** BEGIN **

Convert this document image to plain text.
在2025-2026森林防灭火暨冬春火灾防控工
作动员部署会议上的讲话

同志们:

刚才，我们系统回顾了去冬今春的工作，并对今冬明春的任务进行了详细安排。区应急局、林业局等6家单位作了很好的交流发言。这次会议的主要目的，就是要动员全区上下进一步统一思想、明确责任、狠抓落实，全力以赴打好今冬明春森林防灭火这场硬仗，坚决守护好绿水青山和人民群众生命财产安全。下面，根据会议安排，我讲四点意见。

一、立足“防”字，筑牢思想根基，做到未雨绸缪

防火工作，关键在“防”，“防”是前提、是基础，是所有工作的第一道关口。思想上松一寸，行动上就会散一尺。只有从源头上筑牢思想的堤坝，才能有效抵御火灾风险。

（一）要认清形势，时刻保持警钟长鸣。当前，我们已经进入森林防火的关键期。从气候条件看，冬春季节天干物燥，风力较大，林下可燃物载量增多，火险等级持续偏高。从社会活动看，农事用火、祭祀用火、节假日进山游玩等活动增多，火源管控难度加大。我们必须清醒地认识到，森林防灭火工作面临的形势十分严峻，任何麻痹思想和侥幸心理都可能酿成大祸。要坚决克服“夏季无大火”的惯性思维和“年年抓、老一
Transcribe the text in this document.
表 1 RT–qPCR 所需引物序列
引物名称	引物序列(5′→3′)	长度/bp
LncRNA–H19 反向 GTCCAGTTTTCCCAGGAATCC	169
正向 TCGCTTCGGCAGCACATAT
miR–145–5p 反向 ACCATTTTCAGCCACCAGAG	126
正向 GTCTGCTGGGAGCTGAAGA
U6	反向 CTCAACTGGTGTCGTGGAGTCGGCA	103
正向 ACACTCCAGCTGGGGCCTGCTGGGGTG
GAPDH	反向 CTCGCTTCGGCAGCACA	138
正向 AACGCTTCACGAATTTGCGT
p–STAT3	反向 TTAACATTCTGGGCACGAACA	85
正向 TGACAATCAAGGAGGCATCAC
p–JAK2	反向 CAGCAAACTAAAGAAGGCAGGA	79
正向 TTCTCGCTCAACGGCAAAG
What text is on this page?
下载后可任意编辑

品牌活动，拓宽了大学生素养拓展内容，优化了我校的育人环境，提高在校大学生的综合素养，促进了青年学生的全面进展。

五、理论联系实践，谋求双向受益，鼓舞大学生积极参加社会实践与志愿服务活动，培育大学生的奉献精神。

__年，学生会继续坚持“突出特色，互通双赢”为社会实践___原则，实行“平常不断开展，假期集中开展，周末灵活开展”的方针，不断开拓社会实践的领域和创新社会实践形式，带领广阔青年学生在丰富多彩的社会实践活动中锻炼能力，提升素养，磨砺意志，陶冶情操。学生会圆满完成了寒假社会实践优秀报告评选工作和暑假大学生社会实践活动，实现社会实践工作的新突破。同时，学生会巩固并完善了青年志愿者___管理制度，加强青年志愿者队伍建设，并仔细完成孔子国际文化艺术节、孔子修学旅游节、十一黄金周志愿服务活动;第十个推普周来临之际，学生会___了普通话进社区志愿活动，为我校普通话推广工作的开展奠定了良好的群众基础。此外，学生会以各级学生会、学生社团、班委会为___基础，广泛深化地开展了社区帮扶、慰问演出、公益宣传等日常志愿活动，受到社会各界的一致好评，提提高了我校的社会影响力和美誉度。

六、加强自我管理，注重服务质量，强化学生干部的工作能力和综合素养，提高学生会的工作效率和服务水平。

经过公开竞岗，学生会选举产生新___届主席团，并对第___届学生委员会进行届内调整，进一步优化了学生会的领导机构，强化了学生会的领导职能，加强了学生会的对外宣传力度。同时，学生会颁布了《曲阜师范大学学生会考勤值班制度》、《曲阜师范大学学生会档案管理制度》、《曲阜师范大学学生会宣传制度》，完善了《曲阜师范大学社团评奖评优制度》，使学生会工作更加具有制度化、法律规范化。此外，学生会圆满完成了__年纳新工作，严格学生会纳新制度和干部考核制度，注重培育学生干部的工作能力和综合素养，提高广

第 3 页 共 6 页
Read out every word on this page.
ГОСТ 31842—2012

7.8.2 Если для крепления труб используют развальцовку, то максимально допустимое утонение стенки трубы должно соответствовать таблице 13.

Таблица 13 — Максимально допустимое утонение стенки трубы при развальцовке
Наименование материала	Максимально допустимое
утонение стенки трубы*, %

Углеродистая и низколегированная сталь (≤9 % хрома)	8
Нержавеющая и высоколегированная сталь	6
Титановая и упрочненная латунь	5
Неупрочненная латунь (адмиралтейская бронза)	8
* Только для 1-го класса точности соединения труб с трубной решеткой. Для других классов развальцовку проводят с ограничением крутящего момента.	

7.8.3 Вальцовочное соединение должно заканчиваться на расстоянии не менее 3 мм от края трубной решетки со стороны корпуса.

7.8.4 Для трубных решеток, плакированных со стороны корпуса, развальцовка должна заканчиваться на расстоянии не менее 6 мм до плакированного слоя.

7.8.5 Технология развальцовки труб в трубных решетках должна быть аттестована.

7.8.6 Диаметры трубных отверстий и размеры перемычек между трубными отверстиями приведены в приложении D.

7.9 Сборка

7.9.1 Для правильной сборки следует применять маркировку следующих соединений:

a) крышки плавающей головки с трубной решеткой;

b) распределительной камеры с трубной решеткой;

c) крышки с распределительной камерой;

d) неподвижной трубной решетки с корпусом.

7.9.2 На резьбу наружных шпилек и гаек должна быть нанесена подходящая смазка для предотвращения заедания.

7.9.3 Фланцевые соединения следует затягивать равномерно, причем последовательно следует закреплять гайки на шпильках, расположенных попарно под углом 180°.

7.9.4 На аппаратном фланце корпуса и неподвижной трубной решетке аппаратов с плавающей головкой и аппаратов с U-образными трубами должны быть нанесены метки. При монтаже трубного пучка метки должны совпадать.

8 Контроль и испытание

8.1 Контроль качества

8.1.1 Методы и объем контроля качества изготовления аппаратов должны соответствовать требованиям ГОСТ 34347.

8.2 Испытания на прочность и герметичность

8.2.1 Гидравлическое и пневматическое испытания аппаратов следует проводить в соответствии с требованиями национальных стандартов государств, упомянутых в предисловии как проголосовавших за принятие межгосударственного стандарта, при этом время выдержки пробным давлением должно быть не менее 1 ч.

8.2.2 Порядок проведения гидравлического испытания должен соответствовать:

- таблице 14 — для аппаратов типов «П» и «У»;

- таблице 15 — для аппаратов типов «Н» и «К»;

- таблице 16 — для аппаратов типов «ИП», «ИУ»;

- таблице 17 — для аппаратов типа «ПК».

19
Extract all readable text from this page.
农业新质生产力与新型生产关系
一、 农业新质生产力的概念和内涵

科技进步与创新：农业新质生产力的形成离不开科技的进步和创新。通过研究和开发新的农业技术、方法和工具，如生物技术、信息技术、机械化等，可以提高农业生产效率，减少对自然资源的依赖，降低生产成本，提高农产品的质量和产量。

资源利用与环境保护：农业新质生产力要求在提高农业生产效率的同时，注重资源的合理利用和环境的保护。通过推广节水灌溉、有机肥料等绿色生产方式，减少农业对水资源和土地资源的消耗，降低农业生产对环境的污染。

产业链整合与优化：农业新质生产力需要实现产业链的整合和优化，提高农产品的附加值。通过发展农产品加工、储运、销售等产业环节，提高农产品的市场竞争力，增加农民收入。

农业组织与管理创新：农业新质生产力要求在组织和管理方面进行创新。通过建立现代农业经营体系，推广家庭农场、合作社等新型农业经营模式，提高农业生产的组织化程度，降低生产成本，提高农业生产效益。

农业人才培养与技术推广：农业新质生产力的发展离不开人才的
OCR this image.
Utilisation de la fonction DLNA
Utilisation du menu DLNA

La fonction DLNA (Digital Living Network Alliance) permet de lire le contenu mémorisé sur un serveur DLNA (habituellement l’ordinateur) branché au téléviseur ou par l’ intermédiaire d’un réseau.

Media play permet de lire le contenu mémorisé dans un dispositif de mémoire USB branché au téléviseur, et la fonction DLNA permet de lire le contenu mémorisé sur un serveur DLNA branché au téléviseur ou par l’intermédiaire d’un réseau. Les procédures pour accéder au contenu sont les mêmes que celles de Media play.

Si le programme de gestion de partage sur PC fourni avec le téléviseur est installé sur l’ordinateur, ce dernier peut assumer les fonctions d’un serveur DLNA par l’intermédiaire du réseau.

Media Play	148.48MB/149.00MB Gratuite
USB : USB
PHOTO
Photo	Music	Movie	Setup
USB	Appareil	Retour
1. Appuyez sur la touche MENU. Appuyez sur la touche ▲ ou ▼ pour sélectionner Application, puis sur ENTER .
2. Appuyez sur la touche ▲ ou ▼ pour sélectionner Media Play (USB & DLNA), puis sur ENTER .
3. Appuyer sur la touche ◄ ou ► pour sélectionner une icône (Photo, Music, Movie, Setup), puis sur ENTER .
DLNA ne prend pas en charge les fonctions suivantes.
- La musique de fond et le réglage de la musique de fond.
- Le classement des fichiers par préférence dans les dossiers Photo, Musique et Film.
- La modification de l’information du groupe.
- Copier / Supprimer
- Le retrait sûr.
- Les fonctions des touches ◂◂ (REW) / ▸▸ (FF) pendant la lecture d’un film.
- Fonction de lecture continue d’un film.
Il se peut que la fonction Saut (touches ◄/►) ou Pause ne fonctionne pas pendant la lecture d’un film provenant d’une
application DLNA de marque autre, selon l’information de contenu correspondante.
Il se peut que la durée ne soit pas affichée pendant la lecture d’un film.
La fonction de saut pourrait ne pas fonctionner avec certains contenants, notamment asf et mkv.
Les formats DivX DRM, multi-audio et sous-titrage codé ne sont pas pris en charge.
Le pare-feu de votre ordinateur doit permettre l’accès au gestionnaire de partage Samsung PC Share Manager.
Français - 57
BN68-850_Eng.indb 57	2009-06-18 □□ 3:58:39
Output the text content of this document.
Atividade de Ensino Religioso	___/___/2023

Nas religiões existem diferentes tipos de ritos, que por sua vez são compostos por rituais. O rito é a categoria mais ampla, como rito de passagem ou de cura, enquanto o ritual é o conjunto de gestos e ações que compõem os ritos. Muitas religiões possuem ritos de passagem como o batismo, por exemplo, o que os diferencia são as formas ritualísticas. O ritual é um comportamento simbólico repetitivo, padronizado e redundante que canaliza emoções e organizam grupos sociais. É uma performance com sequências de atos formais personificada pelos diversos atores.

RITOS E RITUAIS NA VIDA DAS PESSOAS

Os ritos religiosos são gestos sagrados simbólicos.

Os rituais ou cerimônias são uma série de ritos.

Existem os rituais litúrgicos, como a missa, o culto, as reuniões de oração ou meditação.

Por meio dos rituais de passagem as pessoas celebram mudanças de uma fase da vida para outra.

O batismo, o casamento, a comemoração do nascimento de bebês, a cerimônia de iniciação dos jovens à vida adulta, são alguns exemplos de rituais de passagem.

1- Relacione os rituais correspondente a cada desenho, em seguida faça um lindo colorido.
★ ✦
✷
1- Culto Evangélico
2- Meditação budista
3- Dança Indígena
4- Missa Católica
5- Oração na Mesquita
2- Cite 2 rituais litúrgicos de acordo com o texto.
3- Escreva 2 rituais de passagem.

** END **

**AIM OF THE TASK:** Look through the entries above and report each line where the string "serveur" occurs.

**OUTPUT FOR THIS EXERCISE:**
La fonction DLNA (Digital Living Network Alliance) permet de lire le contenu mémorisé sur un serveur DLNA (habituellement l’ordinateur) branché au téléviseur ou par l’ intermédiaire d’un réseau.
Media play permet de lire le contenu mémorisé dans un dispositif de mémoire USB branché au téléviseur, et la fonction DLNA permet de lire le contenu mémorisé sur un serveur DLNA branché au téléviseur ou par l’intermédiaire d’un réseau. Les procédures pour accéder au contenu sont les mêmes que celles de Media play.
Si le programme de gestion de partage sur PC fourni avec le téléviseur est installé sur l’ordinateur, ce dernier peut assumer les fonctions d’un serveur DLNA par l’intermédiaire du réseau.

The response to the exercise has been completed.